> **Required tasks**
**1)** Answer these questions using the film review:
(a) Where does Kate find Det. Vaughn's severed head?
(b) What does Kate bash Adam in the head with?
(c) Who is revealed when the Cupid mask is taken off?
**2)** From the film review, output the stretch from "Kate apologizes to" through "movie does, either." with no changes.
**3)** Continue the film review from its last sentence.

> **Passage for review**
────────────────────

Meanwhile, Dorothy and Kate argue again over who Jeremy might be. Dorothy thinks it could be Adam, leading to the most inane in-joke of the movie when Kate says, “He’s no angel, but he’s not a killer.” Dorothy eventually goes off on a rant about how the other four girls were always smarter and prettier and more popular than her in junior high, and she was always “the fat one”. She then angrily darts off.

Realizing that Det. Vaughn hasn’t showed up yet, Kate goes outside to call him. She hears his phone ringing and follows the sound to a nearby pond, where Vaughn’s severed head pops up. Couldn’t have happened to a nicer guy.

Kate frantically goes back into the darkened empty house to look for Paige and Dorothy. Not surprisingly, she finds nothing but dead bodies (oddly, it doesn’t look like the killer murdered the guy that Paige tied up and poured candle wax on, which is a shame, as he could have been doing us another favor).

Adam suddenly pops up in a drunken state and asks to dance. Kate obliges, but then decides he must be the killer, so she knees him in the junk and bashes him in the head with a champagne bottle. She manages to find a gun in an easy-to-break-into case. But Kate loses her weapon when the killer, wearing the stupid mask again, causes both of them to tumble down a staircase. Kate quickly regains consciousness before the killer arises, only to be shot dead by Adam.

Kate apologizes to Adam as she embraces him. He then takes off the Cupid mask, revealing dead Dorothy.

With the police en route, Adam takes an oh-so-serious tone, saying that Dorothy must have bottled up all her anger over the years. Kate tells Adam she loves him as he holds her in his arms. And then the movie ends with Adam’s nose bleeding and dripping onto Kate’s face. (And, no, dimwitted Kate doesn’t notice that a guy is bleeding all over her.)

So, Adam was the killer, I guess. But why was Dorothy wearing the mask? Did he knock Dorothy out, put the slasher mask and black suit on her, and then throw her down the stairs? Or were they working together the whole time? I have no clue, and I don’t think the movie does, either.

As I noted, this film is one of the worst of the post-Scream cash-ins. However, this is not because of its lousy acting, unsympathetic characters, scares we can see coming a mile away, or its lame attempts at irony (if you go back, you’ll notice the girls’ initial reactions to Jeremy somewhat mimic their fates at the end of the film).

────────────────────

Saved data entries:
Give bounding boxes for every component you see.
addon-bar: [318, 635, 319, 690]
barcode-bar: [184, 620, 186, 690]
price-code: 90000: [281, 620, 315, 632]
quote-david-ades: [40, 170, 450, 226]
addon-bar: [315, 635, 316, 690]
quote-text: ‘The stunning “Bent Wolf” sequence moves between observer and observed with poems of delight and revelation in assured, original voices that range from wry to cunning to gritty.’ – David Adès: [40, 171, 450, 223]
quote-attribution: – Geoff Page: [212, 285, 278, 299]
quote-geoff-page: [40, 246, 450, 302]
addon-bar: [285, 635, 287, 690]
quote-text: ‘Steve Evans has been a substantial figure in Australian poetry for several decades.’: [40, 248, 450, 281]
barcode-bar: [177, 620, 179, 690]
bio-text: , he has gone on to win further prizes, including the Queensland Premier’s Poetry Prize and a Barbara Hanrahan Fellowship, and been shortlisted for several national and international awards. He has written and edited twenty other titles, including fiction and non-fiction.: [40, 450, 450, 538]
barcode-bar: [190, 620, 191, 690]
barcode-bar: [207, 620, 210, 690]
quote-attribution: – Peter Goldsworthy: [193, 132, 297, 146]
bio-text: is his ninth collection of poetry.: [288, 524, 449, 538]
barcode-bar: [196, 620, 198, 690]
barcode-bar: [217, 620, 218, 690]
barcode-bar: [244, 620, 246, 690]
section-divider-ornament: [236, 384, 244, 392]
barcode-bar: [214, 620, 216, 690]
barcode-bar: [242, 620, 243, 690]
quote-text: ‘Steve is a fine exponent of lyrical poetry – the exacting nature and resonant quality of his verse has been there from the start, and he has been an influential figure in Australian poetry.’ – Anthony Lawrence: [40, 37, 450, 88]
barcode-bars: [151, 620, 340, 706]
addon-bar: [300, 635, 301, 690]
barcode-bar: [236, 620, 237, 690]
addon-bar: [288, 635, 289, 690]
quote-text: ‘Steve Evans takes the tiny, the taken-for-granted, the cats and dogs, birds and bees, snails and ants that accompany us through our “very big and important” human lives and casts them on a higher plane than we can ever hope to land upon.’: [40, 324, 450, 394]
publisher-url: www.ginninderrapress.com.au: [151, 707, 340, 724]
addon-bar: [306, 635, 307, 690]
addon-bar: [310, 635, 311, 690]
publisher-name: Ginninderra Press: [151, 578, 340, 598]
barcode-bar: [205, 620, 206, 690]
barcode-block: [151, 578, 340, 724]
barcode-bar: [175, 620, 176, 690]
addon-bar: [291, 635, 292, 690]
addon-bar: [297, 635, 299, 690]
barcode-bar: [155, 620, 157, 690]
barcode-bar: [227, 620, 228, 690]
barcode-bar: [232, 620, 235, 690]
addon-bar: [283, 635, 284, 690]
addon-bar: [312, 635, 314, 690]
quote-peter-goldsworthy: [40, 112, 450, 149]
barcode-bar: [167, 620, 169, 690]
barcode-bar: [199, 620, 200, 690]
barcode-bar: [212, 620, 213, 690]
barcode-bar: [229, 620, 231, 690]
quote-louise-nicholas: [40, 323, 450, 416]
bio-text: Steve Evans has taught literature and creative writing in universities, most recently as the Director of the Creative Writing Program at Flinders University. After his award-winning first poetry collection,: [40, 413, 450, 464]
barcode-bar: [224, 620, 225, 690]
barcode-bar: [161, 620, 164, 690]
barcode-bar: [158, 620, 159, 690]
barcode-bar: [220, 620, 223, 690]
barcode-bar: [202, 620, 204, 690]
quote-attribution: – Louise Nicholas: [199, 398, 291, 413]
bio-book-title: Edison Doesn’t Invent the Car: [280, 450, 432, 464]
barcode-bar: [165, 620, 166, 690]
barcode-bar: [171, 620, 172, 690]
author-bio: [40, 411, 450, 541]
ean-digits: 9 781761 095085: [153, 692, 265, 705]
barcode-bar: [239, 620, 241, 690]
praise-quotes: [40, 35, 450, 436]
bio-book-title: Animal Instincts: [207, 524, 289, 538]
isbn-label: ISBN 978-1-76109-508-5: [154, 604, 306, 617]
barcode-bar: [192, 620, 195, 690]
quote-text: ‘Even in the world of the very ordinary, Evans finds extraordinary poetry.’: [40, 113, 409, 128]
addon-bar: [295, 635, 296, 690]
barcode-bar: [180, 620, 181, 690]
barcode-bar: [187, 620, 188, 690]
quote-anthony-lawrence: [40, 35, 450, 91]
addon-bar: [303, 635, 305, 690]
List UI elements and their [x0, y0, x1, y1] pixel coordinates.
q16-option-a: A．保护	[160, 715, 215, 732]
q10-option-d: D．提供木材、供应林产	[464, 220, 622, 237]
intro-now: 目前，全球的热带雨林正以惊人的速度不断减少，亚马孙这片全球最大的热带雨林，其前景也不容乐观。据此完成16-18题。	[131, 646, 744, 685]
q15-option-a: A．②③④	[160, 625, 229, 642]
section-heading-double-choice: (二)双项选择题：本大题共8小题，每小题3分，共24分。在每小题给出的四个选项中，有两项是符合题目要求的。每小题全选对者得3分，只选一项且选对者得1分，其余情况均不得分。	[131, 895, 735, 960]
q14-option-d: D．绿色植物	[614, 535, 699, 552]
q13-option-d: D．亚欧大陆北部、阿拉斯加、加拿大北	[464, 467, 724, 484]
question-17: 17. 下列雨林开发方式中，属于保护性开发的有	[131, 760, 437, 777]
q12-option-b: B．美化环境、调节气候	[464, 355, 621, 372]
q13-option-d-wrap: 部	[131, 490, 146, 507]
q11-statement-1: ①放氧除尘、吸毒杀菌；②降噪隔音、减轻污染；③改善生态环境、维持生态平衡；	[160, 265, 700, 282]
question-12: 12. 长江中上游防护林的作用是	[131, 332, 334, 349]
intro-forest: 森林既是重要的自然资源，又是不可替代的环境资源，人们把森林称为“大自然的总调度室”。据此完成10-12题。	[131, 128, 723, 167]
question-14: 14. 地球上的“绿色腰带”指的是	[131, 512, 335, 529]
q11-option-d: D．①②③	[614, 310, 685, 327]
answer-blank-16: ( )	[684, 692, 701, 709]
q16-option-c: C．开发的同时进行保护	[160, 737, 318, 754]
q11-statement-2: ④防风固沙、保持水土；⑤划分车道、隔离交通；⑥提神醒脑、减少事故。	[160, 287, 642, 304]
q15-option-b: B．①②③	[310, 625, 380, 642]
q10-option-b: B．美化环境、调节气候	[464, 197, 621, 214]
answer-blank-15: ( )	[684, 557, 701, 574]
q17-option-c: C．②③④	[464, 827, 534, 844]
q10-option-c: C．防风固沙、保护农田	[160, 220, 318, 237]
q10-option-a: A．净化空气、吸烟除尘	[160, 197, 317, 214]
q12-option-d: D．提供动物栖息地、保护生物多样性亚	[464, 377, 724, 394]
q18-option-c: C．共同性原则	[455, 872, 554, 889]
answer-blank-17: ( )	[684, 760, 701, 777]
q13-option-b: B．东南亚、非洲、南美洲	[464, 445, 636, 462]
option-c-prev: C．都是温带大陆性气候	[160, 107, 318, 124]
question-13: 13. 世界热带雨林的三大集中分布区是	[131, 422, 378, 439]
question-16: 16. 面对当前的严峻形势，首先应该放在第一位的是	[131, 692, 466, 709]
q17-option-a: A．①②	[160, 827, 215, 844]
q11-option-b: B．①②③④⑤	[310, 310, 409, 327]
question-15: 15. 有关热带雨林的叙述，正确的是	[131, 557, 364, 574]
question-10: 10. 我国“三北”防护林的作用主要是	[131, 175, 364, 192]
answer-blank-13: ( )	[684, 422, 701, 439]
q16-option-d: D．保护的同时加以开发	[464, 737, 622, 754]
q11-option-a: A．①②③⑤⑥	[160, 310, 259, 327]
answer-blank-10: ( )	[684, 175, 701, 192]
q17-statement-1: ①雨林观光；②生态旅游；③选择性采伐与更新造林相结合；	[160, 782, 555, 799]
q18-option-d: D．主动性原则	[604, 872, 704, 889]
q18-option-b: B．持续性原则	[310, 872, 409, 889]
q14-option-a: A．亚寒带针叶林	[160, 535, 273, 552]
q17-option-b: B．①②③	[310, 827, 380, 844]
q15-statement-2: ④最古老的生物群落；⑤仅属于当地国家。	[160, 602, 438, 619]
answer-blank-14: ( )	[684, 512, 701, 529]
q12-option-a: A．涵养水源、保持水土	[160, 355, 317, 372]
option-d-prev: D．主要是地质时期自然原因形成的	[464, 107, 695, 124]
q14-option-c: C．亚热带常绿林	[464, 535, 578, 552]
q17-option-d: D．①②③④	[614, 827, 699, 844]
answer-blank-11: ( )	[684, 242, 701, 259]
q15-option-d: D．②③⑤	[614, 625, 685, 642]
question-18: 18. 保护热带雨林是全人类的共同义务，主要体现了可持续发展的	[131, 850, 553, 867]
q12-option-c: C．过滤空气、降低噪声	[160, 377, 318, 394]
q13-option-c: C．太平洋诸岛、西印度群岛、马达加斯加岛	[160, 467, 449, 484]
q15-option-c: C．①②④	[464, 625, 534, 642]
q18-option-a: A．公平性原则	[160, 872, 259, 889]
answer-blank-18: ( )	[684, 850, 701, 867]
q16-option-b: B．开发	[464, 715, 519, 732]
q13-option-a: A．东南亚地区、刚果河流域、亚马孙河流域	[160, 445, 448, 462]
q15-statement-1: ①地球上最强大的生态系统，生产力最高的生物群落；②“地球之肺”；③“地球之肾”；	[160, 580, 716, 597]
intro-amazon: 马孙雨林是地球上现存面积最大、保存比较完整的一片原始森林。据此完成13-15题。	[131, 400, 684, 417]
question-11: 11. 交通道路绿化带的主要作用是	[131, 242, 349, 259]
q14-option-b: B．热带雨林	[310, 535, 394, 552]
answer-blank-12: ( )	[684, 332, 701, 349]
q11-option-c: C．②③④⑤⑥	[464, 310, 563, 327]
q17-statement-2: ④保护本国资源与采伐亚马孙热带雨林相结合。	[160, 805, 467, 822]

────────────────────

> **Written answers**
**1)**
(a) In a nearby pond.
(b) A champagne bottle.
(c) Dorothy.

**2)**
Kate apologizes to Adam as she embraces him. He then takes off the Cupid mask, revealing dead Dorothy.

With the police en route, Adam takes an oh-so-serious tone, saying that Dorothy must have bottled up all her anger over the years. Kate tells Adam she loves him as he holds her in his arms. And then the movie ends with Adam’s nose bleeding and dripping onto Kate’s face. (And, no, dimwitted Kate doesn’t notice that a guy is bleeding all over her.)

So, Adam was the killer, I guess. But why was Dorothy wearing the mask? Did he knock Dorothy out, put the slasher mask and black suit on her, and then throw her down the stairs? Or were they working together the whole time? I have no clue, and I don’t think the movie does, either.

**3)**
No, this movie is bottom of the barrel for me because it’s supposedly based on the novel of the same name by Tom Savage. That book, which I read a few years after seeing the film, had a much more original setup and an interesting, unexpected plot twist at the end. Alas, the only thing the movie has in common with the book is the title.

But even this much disregard for the source material didn’t have to mean a death sentence for the movie—all that The Spy Who Loved Me had in common with Ian Fleming’s novel is the title and the fact that James Bond is in it, and that movie was pretty damn good. What killed Valentine for me was the fact that it made no attempt to be entertaining. Jamie Blanks apparently thought seeing Marley Shelton in a towel and Denise Richards in a bikini would be enough to keep viewers interested. But it isn’t enough, because the characters and situations are so dull and stupid.

One of the most successful slasher film series was the Friday the 13th series. Many of the characters in those films things that made the viewers roll their eyes, but that series, for the most part, was not boring. The same cannot be said for Valentine.
There are some people who like to say that the film has been reevaluated, but I see no evidence of that. Valentine failed so badly that a reader's poll in Fangoria magazine labeled it the worst film of 2001. Nearly 2 decades before Valentine, John Carpenter put out his movie The Thing. That film initially had a hostile reception from critics, mainly due to its overpowering SFX. However, today the film is viewed as not only one of Carpenter's best, but a film that gives remakes a good name. Valentine has not reached that status at all!
The most frustrating aspect of this film, though, is that the novel was the perfect template for a film which, in more competent hands, could have become a memorable shocker for Valentine’s Day.